[Your objective]
Set down the full listing exactly as given. Any pictures are to be left out.

[Provided entries]
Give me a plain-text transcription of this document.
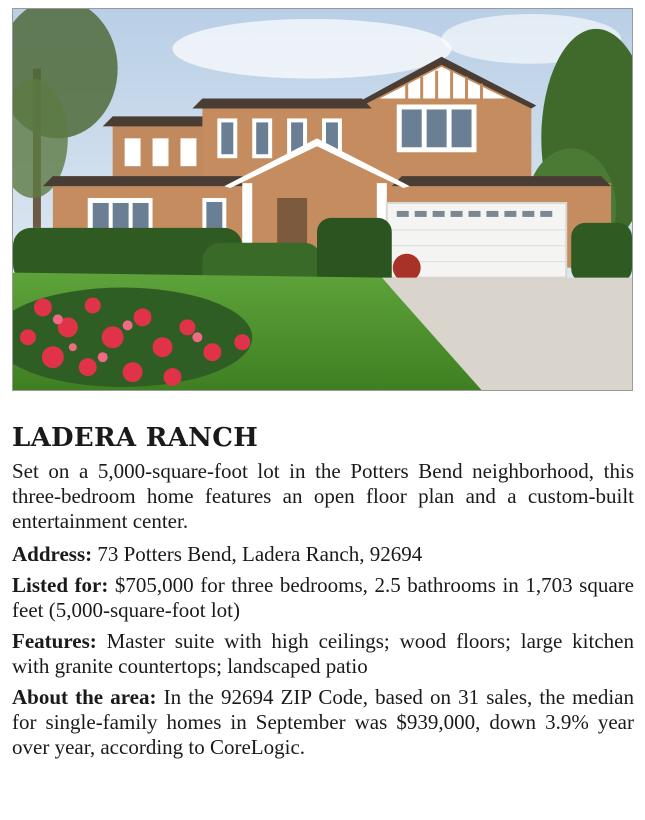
LADERA RANCH

Set on a 5,000-square-foot lot in the Potters Bend neighborhood, this three-bedroom home features an open floor plan and a custom-built entertainment center.

Address: 73 Potters Bend, Ladera Ranch, 92694

Listed for: $705,000 for three bedrooms, 2.5 bathrooms in 1,703 square feet (5,000-square-foot lot)

Features: Master suite with high ceilings; wood floors; large kitchen with granite countertops; landscaped patio

About the area: In the 92694 ZIP Code, based on 31 sales, the median for single-family homes in September was $939,000, down 3.9% year over year, according to CoreLogic.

[Answer to the problem]
Give me a plain-text transcription of this document.
LADERA RANCH

Set on a 5,000-square-foot lot in the Potters Bend neighborhood, this three-bedroom home features an open floor plan and a custom-built entertainment center.

Address: 73 Potters Bend, Ladera Ranch, 92694

Listed for: $705,000 for three bedrooms, 2.5 bathrooms in 1,703 square feet (5,000-square-foot lot)

Features: Master suite with high ceilings; wood floors; large kitchen with granite countertops; landscaped patio

About the area: In the 92694 ZIP Code, based on 31 sales, the median for single-family homes in September was $939,000, down 3.9% year over year, according to CoreLogic.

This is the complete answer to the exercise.